Records from a data collection:
•••
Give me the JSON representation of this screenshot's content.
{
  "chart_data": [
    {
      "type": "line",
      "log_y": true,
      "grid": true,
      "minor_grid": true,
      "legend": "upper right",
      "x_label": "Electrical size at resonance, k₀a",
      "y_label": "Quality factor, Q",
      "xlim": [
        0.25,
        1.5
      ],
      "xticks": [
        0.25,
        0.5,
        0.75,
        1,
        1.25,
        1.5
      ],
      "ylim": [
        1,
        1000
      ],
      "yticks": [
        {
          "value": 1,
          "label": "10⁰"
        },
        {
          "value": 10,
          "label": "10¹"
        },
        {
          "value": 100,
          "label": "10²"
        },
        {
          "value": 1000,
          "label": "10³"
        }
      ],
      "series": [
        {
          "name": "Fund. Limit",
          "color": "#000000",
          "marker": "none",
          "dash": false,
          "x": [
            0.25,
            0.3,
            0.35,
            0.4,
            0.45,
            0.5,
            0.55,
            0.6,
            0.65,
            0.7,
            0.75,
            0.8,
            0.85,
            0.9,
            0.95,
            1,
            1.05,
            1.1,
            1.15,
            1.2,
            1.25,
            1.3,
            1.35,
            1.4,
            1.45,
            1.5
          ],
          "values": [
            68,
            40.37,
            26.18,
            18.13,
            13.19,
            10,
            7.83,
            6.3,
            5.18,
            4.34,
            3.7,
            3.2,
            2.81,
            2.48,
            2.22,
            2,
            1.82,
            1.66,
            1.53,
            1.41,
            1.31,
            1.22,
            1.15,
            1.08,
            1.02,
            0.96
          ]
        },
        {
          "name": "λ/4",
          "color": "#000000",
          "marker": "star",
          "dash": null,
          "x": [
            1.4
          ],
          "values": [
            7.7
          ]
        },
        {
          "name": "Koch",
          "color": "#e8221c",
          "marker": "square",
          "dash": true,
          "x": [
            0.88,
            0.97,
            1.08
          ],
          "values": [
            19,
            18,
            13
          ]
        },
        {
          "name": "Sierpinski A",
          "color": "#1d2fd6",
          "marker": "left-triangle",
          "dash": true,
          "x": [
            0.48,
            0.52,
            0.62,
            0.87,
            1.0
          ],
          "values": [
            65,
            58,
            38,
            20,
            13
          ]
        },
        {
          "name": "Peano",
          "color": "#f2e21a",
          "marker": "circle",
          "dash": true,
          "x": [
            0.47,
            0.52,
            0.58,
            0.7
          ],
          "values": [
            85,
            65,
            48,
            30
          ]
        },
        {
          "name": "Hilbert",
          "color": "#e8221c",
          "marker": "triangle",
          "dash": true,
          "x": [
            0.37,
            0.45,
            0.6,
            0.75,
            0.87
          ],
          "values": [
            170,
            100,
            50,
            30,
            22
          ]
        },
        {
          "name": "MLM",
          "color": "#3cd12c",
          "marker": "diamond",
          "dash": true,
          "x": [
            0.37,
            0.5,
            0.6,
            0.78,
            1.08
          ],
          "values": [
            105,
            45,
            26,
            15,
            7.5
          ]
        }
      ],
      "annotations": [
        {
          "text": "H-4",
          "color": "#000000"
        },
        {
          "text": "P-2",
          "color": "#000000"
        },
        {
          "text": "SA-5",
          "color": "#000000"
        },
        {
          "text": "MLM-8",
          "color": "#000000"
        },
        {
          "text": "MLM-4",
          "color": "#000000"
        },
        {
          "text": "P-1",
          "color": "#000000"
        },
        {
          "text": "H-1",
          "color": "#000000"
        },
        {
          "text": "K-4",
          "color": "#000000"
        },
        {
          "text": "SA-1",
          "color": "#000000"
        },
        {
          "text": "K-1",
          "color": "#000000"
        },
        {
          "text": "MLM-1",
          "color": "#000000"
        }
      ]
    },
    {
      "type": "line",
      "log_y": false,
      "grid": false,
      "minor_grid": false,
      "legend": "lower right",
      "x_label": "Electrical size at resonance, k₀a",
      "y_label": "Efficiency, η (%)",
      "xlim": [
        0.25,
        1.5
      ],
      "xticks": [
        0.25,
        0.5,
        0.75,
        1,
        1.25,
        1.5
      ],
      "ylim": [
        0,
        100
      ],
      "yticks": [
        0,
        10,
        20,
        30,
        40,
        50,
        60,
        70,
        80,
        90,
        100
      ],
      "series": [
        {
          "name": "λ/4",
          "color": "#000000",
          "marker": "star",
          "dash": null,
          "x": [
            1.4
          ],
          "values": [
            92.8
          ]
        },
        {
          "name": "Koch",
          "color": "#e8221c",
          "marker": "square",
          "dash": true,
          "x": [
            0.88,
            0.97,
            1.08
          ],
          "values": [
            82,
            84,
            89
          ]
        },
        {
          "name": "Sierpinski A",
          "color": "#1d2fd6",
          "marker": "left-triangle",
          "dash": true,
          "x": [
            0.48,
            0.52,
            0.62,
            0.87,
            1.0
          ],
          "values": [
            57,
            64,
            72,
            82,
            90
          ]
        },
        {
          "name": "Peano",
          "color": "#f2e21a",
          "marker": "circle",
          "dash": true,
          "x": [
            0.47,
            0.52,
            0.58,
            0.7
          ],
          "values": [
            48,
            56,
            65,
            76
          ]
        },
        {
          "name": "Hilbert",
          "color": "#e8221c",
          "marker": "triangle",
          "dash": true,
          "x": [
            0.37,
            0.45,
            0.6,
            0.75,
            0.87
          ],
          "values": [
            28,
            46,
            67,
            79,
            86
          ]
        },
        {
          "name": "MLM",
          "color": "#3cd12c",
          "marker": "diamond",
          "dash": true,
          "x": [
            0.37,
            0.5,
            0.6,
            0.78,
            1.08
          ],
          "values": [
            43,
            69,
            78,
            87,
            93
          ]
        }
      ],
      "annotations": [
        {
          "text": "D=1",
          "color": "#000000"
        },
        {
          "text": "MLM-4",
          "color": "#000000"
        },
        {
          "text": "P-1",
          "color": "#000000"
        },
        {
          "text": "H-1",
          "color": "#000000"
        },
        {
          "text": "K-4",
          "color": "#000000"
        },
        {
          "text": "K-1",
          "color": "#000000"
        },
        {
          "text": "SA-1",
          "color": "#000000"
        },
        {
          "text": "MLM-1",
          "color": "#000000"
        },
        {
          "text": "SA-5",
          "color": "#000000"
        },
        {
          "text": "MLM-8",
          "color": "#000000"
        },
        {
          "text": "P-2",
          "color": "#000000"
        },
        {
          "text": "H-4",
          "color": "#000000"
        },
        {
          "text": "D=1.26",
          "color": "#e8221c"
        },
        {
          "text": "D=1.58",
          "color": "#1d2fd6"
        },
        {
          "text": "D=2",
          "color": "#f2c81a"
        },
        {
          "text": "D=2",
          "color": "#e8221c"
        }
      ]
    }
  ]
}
•••
• _Do this_: From the entries above, return each line with the word "legend" in it.

• _Expected answer_:
      "legend": "upper right",
      "legend": "lower right",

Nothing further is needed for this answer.